■ **Directions for this task**: Copy all the material below, exactly as it stands.

■ **Material provided**:
::::::::
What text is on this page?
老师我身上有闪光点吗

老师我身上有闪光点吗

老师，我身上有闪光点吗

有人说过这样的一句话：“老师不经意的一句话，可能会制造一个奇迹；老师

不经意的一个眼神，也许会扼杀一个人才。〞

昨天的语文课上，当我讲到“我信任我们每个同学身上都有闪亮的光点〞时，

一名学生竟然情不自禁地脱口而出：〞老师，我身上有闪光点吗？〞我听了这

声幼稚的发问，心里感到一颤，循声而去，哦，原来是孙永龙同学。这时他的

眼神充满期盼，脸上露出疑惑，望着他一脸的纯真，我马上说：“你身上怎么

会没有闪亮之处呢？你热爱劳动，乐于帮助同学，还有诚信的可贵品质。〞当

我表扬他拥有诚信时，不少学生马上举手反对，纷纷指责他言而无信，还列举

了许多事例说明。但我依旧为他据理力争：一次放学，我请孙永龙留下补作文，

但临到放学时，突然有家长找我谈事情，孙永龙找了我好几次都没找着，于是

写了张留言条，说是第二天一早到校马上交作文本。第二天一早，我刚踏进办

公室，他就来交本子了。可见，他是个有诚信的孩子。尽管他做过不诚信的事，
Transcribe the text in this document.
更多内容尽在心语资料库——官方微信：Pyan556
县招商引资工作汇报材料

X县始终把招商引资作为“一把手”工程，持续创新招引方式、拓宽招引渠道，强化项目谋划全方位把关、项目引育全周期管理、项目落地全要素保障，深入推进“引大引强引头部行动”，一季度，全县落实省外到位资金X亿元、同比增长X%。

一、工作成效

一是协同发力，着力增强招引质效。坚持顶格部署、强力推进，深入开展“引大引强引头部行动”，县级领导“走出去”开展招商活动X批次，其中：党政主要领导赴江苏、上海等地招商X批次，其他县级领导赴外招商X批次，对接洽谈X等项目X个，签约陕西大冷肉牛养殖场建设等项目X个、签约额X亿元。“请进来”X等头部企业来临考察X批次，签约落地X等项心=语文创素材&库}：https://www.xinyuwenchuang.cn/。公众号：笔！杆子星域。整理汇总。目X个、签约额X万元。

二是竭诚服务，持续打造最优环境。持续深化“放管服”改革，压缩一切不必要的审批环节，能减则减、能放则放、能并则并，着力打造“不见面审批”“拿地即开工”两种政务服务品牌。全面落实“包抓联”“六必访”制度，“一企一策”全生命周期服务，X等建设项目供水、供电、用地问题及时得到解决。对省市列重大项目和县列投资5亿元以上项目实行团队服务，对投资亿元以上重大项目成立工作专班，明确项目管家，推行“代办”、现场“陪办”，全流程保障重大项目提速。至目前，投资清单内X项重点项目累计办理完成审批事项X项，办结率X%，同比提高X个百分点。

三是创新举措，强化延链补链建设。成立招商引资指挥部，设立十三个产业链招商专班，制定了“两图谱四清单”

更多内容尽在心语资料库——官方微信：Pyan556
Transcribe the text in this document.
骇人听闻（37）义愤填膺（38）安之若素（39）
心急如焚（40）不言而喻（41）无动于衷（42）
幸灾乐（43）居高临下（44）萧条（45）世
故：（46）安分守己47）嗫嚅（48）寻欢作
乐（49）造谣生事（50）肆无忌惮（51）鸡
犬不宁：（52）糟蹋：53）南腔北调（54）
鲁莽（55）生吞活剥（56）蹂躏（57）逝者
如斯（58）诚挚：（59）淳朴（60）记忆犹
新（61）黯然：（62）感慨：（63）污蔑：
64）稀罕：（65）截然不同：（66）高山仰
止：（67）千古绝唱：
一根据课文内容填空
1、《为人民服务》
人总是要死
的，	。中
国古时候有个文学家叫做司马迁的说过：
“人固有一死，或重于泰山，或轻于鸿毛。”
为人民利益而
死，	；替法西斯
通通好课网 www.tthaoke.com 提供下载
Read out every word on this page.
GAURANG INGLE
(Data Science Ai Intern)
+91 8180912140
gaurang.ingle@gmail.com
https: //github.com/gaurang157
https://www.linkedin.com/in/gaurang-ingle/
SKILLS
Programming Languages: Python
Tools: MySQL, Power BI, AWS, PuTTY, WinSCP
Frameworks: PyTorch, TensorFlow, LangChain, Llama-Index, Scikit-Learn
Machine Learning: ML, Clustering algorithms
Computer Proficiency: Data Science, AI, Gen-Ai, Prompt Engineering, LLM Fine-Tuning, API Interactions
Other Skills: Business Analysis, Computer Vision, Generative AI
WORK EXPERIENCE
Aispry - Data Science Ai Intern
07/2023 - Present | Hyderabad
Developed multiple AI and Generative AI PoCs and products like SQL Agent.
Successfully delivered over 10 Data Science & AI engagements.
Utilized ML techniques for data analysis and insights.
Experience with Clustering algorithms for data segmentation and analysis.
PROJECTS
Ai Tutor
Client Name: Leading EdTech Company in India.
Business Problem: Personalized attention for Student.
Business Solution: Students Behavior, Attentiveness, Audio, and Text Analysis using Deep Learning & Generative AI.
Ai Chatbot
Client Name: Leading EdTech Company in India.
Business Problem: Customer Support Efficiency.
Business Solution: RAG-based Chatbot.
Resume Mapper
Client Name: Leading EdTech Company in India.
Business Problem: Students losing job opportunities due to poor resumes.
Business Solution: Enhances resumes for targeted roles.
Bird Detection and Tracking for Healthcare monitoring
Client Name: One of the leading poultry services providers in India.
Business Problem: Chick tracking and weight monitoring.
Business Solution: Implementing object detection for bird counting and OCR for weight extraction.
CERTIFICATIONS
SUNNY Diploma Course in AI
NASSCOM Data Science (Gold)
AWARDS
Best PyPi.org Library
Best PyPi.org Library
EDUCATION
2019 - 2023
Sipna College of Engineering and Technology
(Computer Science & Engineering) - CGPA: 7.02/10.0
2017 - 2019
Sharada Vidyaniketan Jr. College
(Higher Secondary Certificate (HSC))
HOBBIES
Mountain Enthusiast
::::::::
■ **Result for this exercise**:
What text is on this page?
老师我身上有闪光点吗

老师我身上有闪光点吗

老师，我身上有闪光点吗

有人说过这样的一句话：“老师不经意的一句话，可能会制造一个奇迹；老师

不经意的一个眼神，也许会扼杀一个人才。〞

昨天的语文课上，当我讲到“我信任我们每个同学身上都有闪亮的光点〞时，

一名学生竟然情不自禁地脱口而出：〞老师，我身上有闪光点吗？〞我听了这

声幼稚的发问，心里感到一颤，循声而去，哦，原来是孙永龙同学。这时他的

眼神充满期盼，脸上露出疑惑，望着他一脸的纯真，我马上说：“你身上怎么

会没有闪亮之处呢？你热爱劳动，乐于帮助同学，还有诚信的可贵品质。〞当

我表扬他拥有诚信时，不少学生马上举手反对，纷纷指责他言而无信，还列举

了许多事例说明。但我依旧为他据理力争：一次放学，我请孙永龙留下补作文，

但临到放学时，突然有家长找我谈事情，孙永龙找了我好几次都没找着，于是

写了张留言条，说是第二天一早到校马上交作文本。第二天一早，我刚踏进办

公室，他就来交本子了。可见，他是个有诚信的孩子。尽管他做过不诚信的事，
Transcribe the text in this document.
更多内容尽在心语资料库——官方微信：Pyan556
县招商引资工作汇报材料

X县始终把招商引资作为“一把手”工程，持续创新招引方式、拓宽招引渠道，强化项目谋划全方位把关、项目引育全周期管理、项目落地全要素保障，深入推进“引大引强引头部行动”，一季度，全县落实省外到位资金X亿元、同比增长X%。

一、工作成效

一是协同发力，着力增强招引质效。坚持顶格部署、强力推进，深入开展“引大引强引头部行动”，县级领导“走出去”开展招商活动X批次，其中：党政主要领导赴江苏、上海等地招商X批次，其他县级领导赴外招商X批次，对接洽谈X等项目X个，签约陕西大冷肉牛养殖场建设等项目X个、签约额X亿元。“请进来”X等头部企业来临考察X批次，签约落地X等项心=语文创素材&库}：https://www.xinyuwenchuang.cn/。公众号：笔！杆子星域。整理汇总。目X个、签约额X万元。

二是竭诚服务，持续打造最优环境。持续深化“放管服”改革，压缩一切不必要的审批环节，能减则减、能放则放、能并则并，着力打造“不见面审批”“拿地即开工”两种政务服务品牌。全面落实“包抓联”“六必访”制度，“一企一策”全生命周期服务，X等建设项目供水、供电、用地问题及时得到解决。对省市列重大项目和县列投资5亿元以上项目实行团队服务，对投资亿元以上重大项目成立工作专班，明确项目管家，推行“代办”、现场“陪办”，全流程保障重大项目提速。至目前，投资清单内X项重点项目累计办理完成审批事项X项，办结率X%，同比提高X个百分点。

三是创新举措，强化延链补链建设。成立招商引资指挥部，设立十三个产业链招商专班，制定了“两图谱四清单”

更多内容尽在心语资料库——官方微信：Pyan556
Transcribe the text in this document.
骇人听闻（37）义愤填膺（38）安之若素（39）
心急如焚（40）不言而喻（41）无动于衷（42）
幸灾乐（43）居高临下（44）萧条（45）世
故：（46）安分守己47）嗫嚅（48）寻欢作
乐（49）造谣生事（50）肆无忌惮（51）鸡
犬不宁：（52）糟蹋：53）南腔北调（54）
鲁莽（55）生吞活剥（56）蹂躏（57）逝者
如斯（58）诚挚：（59）淳朴（60）记忆犹
新（61）黯然：（62）感慨：（63）污蔑：
64）稀罕：（65）截然不同：（66）高山仰
止：（67）千古绝唱：
一根据课文内容填空
1、《为人民服务》
人总是要死
的，	。中
国古时候有个文学家叫做司马迁的说过：
“人固有一死，或重于泰山，或轻于鸿毛。”
为人民利益而
死，	；替法西斯
通通好课网 www.tthaoke.com 提供下载
Read out every word on this page.
GAURANG INGLE
(Data Science Ai Intern)
+91 8180912140
gaurang.ingle@gmail.com
https: //github.com/gaurang157
https://www.linkedin.com/in/gaurang-ingle/
SKILLS
Programming Languages: Python
Tools: MySQL, Power BI, AWS, PuTTY, WinSCP
Frameworks: PyTorch, TensorFlow, LangChain, Llama-Index, Scikit-Learn
Machine Learning: ML, Clustering algorithms
Computer Proficiency: Data Science, AI, Gen-Ai, Prompt Engineering, LLM Fine-Tuning, API Interactions
Other Skills: Business Analysis, Computer Vision, Generative AI
WORK EXPERIENCE
Aispry - Data Science Ai Intern
07/2023 - Present | Hyderabad
Developed multiple AI and Generative AI PoCs and products like SQL Agent.
Successfully delivered over 10 Data Science & AI engagements.
Utilized ML techniques for data analysis and insights.
Experience with Clustering algorithms for data segmentation and analysis.
PROJECTS
Ai Tutor
Client Name: Leading EdTech Company in India.
Business Problem: Personalized attention for Student.
Business Solution: Students Behavior, Attentiveness, Audio, and Text Analysis using Deep Learning & Generative AI.
Ai Chatbot
Client Name: Leading EdTech Company in India.
Business Problem: Customer Support Efficiency.
Business Solution: RAG-based Chatbot.
Resume Mapper
Client Name: Leading EdTech Company in India.
Business Problem: Students losing job opportunities due to poor resumes.
Business Solution: Enhances resumes for targeted roles.
Bird Detection and Tracking for Healthcare monitoring
Client Name: One of the leading poultry services providers in India.
Business Problem: Chick tracking and weight monitoring.
Business Solution: Implementing object detection for bird counting and OCR for weight extraction.
CERTIFICATIONS
SUNNY Diploma Course in AI
NASSCOM Data Science (Gold)
AWARDS
Best PyPi.org Library
Best PyPi.org Library
EDUCATION
2019 - 2023
Sipna College of Engineering and Technology
(Computer Science & Engineering) - CGPA: 7.02/10.0
2017 - 2019
Sharada Vidyaniketan Jr. College
(Higher Secondary Certificate (HSC))
HOBBIES
Mountain Enthusiast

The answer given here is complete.